** START Available data **
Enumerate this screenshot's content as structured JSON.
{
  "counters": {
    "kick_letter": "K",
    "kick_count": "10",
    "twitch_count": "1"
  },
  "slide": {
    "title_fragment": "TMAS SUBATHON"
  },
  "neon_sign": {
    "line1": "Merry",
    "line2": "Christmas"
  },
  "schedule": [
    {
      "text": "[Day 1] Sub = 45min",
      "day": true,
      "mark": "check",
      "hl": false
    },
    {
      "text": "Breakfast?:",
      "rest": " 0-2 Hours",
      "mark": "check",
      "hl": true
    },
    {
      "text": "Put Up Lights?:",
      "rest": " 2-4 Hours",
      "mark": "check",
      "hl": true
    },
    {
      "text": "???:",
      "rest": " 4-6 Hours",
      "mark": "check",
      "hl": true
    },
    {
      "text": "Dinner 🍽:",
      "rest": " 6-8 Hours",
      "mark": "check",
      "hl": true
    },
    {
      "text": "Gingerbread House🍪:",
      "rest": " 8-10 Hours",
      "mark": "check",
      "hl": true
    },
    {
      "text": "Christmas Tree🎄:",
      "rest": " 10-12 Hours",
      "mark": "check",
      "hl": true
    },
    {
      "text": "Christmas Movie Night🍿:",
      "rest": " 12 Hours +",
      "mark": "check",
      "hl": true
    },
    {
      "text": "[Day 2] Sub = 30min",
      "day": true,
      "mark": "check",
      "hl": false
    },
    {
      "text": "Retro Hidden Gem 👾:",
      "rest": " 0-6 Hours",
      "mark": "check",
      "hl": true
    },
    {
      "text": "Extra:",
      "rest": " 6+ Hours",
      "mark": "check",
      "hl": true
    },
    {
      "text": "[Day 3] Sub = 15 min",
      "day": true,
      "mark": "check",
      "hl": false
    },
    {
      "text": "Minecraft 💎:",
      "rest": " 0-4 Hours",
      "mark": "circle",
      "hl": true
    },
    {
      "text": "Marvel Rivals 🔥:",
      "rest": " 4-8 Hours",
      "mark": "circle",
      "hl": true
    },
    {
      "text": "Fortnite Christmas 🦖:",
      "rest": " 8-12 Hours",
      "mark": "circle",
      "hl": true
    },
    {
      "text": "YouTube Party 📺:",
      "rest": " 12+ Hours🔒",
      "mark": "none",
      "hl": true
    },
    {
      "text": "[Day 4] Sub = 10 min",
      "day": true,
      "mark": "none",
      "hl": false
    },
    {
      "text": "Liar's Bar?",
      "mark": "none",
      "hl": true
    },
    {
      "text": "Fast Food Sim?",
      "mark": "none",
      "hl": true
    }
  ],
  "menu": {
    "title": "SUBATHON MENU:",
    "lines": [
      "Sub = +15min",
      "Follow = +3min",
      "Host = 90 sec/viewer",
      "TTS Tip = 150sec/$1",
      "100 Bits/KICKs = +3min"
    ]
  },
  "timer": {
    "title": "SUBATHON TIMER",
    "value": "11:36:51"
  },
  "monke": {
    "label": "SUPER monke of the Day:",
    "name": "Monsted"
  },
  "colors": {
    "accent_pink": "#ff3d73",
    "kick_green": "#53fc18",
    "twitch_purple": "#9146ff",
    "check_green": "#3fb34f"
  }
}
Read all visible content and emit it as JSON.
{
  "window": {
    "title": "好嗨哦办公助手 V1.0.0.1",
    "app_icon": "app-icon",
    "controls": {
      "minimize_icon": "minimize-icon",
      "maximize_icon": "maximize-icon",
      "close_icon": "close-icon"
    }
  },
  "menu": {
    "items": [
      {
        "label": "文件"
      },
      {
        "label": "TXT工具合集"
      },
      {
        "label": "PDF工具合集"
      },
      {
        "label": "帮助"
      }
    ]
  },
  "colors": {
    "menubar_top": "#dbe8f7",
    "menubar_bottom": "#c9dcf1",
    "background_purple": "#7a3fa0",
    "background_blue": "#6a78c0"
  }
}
** END Available data **
Identify every line where the string "Christmas" appears.

= The solution =
    "line2": "Christmas"
      "text": "Christmas Tree🎄:",
      "text": "Christmas Movie Night🍿:",
      "text": "Fortnite Christmas 🦖:",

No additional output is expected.